### PROBLEM TO WORK ON:
Which lines hold the word "from"? Copy each one.

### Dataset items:

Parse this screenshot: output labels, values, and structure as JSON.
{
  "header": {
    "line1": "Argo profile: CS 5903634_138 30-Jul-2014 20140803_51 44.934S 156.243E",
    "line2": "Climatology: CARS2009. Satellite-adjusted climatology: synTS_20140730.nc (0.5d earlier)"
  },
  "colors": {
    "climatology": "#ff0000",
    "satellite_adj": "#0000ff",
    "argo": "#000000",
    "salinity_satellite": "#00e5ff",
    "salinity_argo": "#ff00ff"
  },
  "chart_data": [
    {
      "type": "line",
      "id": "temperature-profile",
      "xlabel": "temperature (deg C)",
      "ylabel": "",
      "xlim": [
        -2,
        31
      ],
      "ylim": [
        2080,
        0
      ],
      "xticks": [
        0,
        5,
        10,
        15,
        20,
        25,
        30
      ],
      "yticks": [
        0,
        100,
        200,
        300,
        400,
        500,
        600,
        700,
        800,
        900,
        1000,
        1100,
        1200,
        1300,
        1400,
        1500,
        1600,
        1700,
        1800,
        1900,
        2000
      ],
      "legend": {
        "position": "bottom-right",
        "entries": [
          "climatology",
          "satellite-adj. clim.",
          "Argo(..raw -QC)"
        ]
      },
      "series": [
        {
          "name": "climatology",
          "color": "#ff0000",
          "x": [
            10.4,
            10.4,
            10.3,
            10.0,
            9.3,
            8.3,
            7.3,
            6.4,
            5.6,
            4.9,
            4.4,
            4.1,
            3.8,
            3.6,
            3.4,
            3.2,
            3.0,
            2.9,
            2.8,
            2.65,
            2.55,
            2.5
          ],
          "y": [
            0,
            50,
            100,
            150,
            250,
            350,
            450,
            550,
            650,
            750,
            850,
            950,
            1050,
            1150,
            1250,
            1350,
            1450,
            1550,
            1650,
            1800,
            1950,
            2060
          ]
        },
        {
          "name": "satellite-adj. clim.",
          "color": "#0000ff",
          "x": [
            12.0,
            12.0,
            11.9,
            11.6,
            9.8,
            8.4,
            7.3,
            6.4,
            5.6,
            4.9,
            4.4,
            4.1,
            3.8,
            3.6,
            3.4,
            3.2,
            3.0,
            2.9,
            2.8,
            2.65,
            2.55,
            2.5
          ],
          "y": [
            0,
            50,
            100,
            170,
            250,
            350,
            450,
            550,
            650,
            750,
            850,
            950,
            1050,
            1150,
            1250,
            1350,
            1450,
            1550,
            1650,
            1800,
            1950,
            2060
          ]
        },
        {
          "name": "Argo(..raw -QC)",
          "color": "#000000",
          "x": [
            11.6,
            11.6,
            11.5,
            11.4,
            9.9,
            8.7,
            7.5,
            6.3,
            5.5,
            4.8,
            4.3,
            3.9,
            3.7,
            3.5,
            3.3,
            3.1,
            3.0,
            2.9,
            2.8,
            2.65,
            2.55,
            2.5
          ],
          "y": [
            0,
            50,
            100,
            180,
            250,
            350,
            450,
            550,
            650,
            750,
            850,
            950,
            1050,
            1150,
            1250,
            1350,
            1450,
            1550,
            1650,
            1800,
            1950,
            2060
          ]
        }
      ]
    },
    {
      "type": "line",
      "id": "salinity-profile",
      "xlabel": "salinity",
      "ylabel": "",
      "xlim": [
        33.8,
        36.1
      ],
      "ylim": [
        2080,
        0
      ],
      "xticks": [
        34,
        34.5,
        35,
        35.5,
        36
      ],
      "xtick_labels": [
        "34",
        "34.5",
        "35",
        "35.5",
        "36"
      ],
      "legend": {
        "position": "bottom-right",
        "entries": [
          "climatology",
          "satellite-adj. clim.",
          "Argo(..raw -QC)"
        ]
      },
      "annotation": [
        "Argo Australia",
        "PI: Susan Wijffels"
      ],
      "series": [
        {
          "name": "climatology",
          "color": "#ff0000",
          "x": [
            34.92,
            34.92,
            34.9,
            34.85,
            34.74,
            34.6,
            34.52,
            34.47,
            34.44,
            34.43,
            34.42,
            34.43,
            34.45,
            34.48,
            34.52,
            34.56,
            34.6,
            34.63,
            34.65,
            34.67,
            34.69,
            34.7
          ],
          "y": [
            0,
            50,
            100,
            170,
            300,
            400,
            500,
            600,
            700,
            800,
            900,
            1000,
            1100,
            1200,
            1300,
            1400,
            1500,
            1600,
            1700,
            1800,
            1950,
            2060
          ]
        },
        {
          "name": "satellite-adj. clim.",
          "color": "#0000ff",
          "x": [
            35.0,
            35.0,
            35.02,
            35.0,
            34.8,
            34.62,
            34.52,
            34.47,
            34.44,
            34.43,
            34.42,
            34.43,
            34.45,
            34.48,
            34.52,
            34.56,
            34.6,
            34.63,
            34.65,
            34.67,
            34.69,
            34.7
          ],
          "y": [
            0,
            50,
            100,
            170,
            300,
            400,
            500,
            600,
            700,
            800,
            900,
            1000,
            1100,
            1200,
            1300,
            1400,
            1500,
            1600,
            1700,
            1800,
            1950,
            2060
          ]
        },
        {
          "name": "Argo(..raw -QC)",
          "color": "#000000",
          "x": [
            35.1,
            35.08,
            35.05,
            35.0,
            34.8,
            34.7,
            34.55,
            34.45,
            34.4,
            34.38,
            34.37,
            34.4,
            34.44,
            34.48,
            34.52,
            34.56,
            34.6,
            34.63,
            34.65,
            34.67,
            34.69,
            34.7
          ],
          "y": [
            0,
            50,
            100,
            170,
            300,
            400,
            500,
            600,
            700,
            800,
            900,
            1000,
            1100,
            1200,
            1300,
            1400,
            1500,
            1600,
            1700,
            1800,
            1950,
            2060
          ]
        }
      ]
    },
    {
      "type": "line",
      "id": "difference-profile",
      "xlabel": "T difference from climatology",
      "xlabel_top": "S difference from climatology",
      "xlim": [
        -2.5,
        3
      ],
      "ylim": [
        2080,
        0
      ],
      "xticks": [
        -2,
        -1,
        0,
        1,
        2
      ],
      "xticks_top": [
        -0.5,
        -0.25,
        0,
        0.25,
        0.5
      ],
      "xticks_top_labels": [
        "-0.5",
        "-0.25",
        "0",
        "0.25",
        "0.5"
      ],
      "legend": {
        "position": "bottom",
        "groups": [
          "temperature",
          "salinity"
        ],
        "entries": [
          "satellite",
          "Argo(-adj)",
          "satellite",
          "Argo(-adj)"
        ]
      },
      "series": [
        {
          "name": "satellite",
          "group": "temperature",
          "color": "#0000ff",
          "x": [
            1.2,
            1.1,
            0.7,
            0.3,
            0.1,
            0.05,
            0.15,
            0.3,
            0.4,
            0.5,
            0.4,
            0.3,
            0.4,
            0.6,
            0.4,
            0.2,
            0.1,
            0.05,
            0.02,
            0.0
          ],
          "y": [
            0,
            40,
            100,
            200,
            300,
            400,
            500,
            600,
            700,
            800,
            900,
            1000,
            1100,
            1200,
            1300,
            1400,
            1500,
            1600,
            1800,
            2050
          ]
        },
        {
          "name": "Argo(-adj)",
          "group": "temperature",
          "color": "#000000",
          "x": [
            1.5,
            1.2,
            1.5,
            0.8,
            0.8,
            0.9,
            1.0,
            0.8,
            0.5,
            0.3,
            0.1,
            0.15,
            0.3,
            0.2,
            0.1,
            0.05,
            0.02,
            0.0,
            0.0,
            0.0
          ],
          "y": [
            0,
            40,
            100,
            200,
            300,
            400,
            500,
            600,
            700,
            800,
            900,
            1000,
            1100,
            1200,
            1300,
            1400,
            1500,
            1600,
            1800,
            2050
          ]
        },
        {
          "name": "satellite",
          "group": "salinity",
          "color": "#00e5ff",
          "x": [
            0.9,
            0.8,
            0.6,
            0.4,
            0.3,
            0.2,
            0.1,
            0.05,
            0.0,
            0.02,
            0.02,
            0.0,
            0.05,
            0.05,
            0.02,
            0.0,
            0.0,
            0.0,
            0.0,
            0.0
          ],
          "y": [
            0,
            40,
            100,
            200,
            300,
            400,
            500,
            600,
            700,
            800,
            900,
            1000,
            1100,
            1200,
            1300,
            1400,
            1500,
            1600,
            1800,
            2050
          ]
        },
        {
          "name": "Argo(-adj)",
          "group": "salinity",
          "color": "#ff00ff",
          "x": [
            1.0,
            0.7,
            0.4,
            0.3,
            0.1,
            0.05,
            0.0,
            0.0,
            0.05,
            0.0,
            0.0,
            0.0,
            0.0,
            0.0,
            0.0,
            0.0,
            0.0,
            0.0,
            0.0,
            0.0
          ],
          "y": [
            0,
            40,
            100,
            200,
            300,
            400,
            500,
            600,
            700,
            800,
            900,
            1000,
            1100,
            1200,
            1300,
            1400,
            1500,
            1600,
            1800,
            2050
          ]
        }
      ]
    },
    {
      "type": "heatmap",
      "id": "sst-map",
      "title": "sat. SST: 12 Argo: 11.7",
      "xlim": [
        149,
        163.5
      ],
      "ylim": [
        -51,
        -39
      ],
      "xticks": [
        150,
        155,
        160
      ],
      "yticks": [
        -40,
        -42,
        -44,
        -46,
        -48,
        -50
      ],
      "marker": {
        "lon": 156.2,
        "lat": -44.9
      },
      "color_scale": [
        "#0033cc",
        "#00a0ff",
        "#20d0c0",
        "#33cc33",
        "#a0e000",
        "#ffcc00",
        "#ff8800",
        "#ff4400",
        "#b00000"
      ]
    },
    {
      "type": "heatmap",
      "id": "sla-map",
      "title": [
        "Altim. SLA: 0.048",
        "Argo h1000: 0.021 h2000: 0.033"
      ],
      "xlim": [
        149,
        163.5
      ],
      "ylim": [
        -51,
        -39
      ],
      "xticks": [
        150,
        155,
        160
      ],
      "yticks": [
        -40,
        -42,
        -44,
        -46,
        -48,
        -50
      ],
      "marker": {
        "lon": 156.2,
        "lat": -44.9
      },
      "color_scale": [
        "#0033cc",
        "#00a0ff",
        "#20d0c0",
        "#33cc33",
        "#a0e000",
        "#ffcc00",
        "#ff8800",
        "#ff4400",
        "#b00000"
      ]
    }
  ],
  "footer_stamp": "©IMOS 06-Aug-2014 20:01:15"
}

### EXPECTED ANSWER:
      "xlabel": "T difference from climatology",
      "xlabel_top": "S difference from climatology",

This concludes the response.